>> Begin Task material
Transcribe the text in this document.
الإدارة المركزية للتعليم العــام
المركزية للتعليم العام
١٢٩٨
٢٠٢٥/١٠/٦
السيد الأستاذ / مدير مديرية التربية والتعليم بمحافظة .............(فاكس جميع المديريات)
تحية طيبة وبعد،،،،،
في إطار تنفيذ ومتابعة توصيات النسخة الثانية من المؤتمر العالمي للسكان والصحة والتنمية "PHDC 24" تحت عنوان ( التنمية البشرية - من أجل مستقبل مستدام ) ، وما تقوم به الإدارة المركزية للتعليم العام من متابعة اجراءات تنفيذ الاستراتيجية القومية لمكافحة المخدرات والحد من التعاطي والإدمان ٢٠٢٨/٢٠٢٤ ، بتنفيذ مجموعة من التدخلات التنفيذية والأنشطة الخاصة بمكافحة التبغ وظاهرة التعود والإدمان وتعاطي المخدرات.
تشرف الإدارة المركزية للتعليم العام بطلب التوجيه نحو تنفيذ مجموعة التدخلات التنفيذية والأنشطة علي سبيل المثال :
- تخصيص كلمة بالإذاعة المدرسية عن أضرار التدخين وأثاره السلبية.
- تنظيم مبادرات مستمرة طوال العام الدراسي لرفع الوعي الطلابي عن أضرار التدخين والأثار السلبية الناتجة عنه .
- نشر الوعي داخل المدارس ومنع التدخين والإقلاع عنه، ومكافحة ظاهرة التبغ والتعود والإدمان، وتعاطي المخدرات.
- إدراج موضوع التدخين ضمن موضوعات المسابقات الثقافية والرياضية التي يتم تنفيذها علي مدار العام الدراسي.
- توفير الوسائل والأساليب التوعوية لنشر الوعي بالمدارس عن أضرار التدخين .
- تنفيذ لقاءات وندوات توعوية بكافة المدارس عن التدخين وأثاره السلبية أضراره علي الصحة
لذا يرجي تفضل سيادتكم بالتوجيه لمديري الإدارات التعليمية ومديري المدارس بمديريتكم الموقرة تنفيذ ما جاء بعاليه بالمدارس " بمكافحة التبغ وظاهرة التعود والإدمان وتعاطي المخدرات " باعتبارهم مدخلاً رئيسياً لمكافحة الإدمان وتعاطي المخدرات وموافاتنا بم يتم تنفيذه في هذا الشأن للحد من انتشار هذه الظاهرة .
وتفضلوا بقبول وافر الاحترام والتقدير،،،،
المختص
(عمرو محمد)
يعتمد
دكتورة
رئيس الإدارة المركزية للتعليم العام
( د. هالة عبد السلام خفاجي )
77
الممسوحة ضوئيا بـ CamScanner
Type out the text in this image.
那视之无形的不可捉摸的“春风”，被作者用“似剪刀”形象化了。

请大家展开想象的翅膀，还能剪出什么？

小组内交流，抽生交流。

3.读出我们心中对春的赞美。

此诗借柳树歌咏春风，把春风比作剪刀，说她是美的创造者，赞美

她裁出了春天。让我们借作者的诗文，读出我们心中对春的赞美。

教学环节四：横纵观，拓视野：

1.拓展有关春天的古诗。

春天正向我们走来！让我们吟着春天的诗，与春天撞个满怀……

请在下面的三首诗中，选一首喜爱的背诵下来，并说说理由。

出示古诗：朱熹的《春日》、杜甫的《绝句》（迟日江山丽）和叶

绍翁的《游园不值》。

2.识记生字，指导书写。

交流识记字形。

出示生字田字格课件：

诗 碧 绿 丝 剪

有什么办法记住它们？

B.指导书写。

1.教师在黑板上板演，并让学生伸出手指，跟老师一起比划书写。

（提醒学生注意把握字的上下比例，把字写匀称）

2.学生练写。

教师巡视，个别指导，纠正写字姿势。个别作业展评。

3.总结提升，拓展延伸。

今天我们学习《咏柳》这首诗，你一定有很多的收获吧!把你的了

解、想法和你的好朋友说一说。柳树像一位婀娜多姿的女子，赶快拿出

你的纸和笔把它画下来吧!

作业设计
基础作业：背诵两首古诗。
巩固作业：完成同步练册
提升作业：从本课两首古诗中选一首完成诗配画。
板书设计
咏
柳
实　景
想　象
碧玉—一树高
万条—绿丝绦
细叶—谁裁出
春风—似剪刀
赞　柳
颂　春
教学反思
>> End Task material
# Directions for this task
In the entries above, identify each line that includes the string "text", then copy it.

# Task output
Transcribe the text in this document.
Type out the text in this image.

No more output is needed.